Figure content listings
━━━━━━━━
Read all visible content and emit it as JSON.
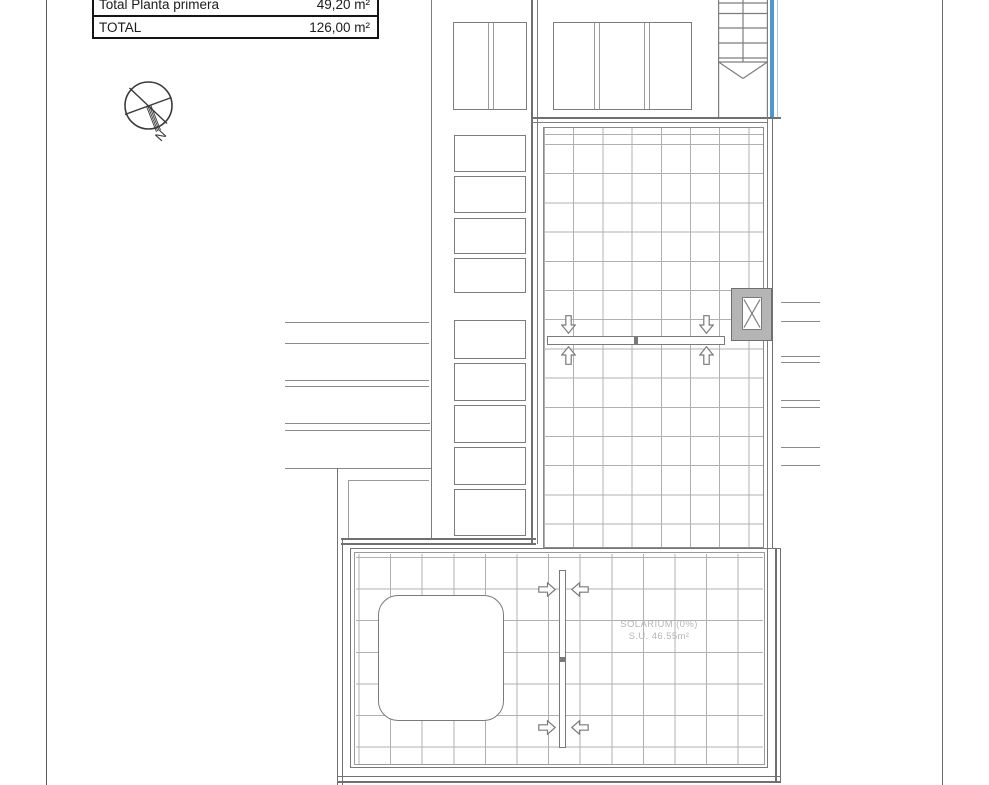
{
  "title_block": {
    "rows": [
      {
        "label": "Total Planta primera",
        "value": "49,20 m²"
      },
      {
        "label": "TOTAL",
        "value": "126,00 m²"
      }
    ]
  },
  "compass": {
    "north_label": "N"
  },
  "solarium_label": {
    "line1": "SOLARIUM (0%)",
    "line2": "S.U. 46.55m²"
  },
  "colors": {
    "accent_blue": "#4f97d3",
    "light_blue": "#b3c6d6",
    "wall_line": "#707070",
    "frame_line": "#7a7a7a",
    "grid_line": "#b0b0b0",
    "muted_text": "#b6b6b6",
    "vent_box_fill": "#b5b5b5",
    "table_text": "#1c1c1c"
  }
}
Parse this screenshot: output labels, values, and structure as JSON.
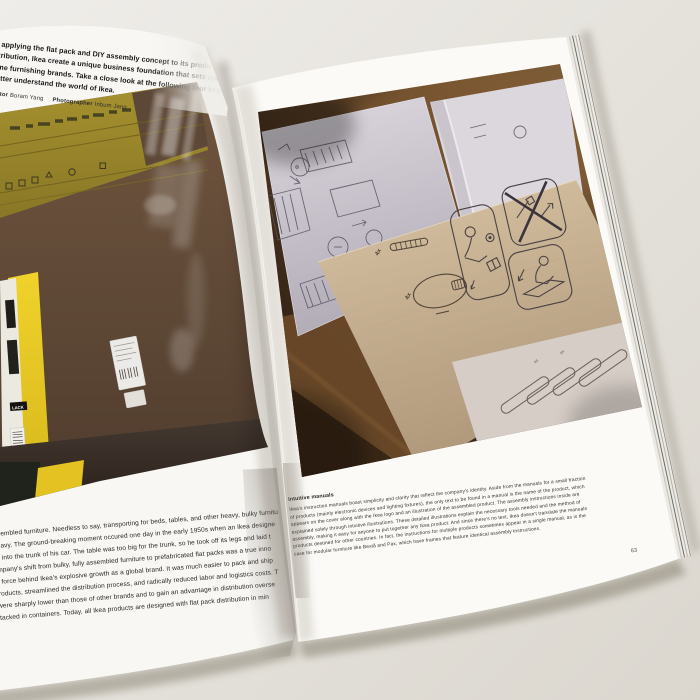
{
  "page": {
    "left": {
      "intro_lines": [
        "y applying the flat pack and DIY assembly concept to its produ",
        "stribution, Ikea create a unique business foundation that sets apar",
        "ome furnishing brands. Take a close look at the following four key",
        "better understand the world of Ikea."
      ],
      "credits": {
        "editor_label": "Editor",
        "editor_name": "Boram Yang",
        "photographer_label": "Photographer",
        "photographer_name": "Inbum Jang"
      },
      "body_lines": [
        "d fully assembled furniture. Needless to say, transporting for beds, tables, and other heavy, bulky furnitu",
        "te cost heavy. The ground-breaking moment occured one day in the early 1950s when an Ikea designe",
        "th a table into the trunk of his car. The table was too big for the trunk, so he took off its legs and laid t",
        ". The company's shift from bulky, fully assembled furniture to prefabricated flat packs was a true inno",
        "a driving force behind Ikea's explosive growth as a global brand. It was much easier to pack and ship",
        "mbled products, streamlined the distribution process, and radically reduced labor and logistics costs. T",
        "es that were sharply lower than those of other brands and to gain an advantage in distribution overse",
        "neatly stacked in containers. Today, all Ikea products are designed with flat pack distribution in min"
      ],
      "photo": {
        "box_label": "LACK"
      }
    },
    "right": {
      "caption_title": "Intuitive manuals",
      "caption_lines": [
        "Ikea's instruction manuals boast simplicity and clarity that reflect the company's identity. Aside from the manuals for a small fraction",
        "of products (mainly electronic devices and lighting fixtures), the only text to be found in a manual is the name of the product, which",
        "appears on the cover along with the Ikea logo and an illustration of the assembled product. The assembly instructions inside are",
        "explained solely through intuitive illustrations. These detailed illustrations explain the necessary tools needed and the method of",
        "assembly, making it easy for anyone to put together any Ikea product. And since there's no text, Ikea doesn't translate the manuals",
        "products destined for other countries. In fact, the instructions for multiple products sometimes appear in a single manual, as is the",
        "case for modular furniture like Bestå and Pax, which have frames that feature identical assembly instructions."
      ],
      "page_number": "63",
      "photo": {
        "qty_screw": "4x",
        "qty_ring": "4x",
        "qty_slats": "4x"
      }
    },
    "colors": {
      "desk": "#e9e6e1",
      "paper": "#f9f8f5",
      "cardboard_brown": "#5d4737",
      "cardboard_olive": "#9a8830",
      "box_yellow": "#e8ca25",
      "table_wood": "#5b3f26",
      "manual_sheet": "#d8d3da",
      "kraft_sheet": "#c8b393",
      "floor_dark": "#352b23"
    }
  }
}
━━━━━━━━
PROBLEM TO WORK ON
Your task is to pick out every line with the string "JSON" and copy it.

COMPLETE ANSWER
Read all visible content and emit it as JSON.
Parse this screenshot: output labels, values, and structure as JSON.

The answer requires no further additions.